**Aim of the task:**
Tally up the lines that include "Model" and state that number by itself.

**Records for the task:**
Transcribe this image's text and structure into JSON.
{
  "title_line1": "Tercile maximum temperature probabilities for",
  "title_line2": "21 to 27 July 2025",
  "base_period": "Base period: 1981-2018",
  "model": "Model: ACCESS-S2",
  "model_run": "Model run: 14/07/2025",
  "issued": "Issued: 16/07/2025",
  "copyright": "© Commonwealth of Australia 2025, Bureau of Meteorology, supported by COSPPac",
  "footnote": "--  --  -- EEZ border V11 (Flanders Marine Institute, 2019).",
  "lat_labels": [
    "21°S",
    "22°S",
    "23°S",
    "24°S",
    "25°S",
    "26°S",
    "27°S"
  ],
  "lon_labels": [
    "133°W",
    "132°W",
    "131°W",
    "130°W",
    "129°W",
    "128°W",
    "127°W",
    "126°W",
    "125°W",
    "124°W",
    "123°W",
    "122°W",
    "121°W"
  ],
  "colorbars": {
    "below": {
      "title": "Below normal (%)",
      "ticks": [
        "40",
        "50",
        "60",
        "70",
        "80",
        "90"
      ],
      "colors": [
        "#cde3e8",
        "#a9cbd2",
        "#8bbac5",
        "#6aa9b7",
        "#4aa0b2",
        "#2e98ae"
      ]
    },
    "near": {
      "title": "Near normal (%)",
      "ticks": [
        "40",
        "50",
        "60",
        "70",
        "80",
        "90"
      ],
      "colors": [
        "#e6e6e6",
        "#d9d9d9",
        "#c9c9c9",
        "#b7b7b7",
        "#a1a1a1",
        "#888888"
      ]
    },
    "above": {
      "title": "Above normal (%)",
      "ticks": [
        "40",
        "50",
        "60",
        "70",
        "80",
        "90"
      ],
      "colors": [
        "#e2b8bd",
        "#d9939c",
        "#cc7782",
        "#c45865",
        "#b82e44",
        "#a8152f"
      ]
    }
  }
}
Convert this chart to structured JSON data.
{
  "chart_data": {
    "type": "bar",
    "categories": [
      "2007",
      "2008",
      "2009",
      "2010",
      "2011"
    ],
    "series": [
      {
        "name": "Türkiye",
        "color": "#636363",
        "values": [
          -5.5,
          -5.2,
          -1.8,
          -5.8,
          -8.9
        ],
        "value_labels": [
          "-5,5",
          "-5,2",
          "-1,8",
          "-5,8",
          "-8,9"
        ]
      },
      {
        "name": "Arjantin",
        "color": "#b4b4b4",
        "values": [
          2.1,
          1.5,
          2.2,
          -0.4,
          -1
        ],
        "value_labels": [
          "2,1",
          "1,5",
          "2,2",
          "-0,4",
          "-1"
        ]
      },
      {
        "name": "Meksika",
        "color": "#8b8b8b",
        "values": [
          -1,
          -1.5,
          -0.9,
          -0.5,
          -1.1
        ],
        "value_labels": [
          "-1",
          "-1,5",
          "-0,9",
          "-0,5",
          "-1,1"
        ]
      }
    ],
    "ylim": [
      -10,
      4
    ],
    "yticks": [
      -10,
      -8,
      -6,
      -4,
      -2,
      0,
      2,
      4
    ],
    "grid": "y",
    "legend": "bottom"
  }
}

**Result below:**
2